_Description of the task_.
Make an exact copy of the lines below.

┌─ Data lines

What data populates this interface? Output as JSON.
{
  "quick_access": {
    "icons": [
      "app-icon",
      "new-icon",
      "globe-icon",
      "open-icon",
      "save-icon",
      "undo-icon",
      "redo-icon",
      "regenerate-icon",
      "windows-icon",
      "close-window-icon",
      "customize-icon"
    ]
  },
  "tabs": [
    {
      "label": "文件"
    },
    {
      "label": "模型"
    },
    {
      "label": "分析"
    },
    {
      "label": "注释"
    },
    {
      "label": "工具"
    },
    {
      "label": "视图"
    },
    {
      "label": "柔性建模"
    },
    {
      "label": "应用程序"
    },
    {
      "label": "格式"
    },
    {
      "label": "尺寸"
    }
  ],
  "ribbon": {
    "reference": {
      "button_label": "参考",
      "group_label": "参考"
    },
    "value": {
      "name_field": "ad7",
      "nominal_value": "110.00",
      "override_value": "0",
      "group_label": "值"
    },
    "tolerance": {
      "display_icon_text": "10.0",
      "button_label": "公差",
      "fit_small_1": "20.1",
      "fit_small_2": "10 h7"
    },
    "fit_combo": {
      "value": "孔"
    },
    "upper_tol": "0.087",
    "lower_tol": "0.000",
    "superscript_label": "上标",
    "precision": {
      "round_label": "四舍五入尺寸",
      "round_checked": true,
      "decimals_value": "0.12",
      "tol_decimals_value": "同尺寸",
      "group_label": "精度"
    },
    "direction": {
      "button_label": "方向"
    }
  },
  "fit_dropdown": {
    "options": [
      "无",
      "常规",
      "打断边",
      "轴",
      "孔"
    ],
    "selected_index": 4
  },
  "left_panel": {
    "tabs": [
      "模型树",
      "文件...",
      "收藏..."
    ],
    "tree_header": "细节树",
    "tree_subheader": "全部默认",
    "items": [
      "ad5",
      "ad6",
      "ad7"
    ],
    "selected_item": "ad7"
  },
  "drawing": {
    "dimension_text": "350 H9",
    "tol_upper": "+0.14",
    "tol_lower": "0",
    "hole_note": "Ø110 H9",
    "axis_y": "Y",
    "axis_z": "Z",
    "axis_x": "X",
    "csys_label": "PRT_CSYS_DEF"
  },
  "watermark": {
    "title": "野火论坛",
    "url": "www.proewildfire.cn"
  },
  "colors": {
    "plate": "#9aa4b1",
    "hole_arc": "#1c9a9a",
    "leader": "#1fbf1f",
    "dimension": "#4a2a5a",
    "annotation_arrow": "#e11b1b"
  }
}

└─

_Exercise response_.
What data populates this interface? Output as JSON.
{
  "quick_access": {
    "icons": [
      "app-icon",
      "new-icon",
      "globe-icon",
      "open-icon",
      "save-icon",
      "undo-icon",
      "redo-icon",
      "regenerate-icon",
      "windows-icon",
      "close-window-icon",
      "customize-icon"
    ]
  },
  "tabs": [
    {
      "label": "文件"
    },
    {
      "label": "模型"
    },
    {
      "label": "分析"
    },
    {
      "label": "注释"
    },
    {
      "label": "工具"
    },
    {
      "label": "视图"
    },
    {
      "label": "柔性建模"
    },
    {
      "label": "应用程序"
    },
    {
      "label": "格式"
    },
    {
      "label": "尺寸"
    }
  ],
  "ribbon": {
    "reference": {
      "button_label": "参考",
      "group_label": "参考"
    },
    "value": {
      "name_field": "ad7",
      "nominal_value": "110.00",
      "override_value": "0",
      "group_label": "值"
    },
    "tolerance": {
      "display_icon_text": "10.0",
      "button_label": "公差",
      "fit_small_1": "20.1",
      "fit_small_2": "10 h7"
    },
    "fit_combo": {
      "value": "孔"
    },
    "upper_tol": "0.087",
    "lower_tol": "0.000",
    "superscript_label": "上标",
    "precision": {
      "round_label": "四舍五入尺寸",
      "round_checked": true,
      "decimals_value": "0.12",
      "tol_decimals_value": "同尺寸",
      "group_label": "精度"
    },
    "direction": {
      "button_label": "方向"
    }
  },
  "fit_dropdown": {
    "options": [
      "无",
      "常规",
      "打断边",
      "轴",
      "孔"
    ],
    "selected_index": 4
  },
  "left_panel": {
    "tabs": [
      "模型树",
      "文件...",
      "收藏..."
    ],
    "tree_header": "细节树",
    "tree_subheader": "全部默认",
    "items": [
      "ad5",
      "ad6",
      "ad7"
    ],
    "selected_item": "ad7"
  },
  "drawing": {
    "dimension_text": "350 H9",
    "tol_upper": "+0.14",
    "tol_lower": "0",
    "hole_note": "Ø110 H9",
    "axis_y": "Y",
    "axis_z": "Z",
    "axis_x": "X",
    "csys_label": "PRT_CSYS_DEF"
  },
  "watermark": {
    "title": "野火论坛",
    "url": "www.proewildfire.cn"
  },
  "colors": {
    "plate": "#9aa4b1",
    "hole_arc": "#1c9a9a",
    "leader": "#1fbf1f",
    "dimension": "#4a2a5a",
    "annotation_arrow": "#e11b1b"
  }
}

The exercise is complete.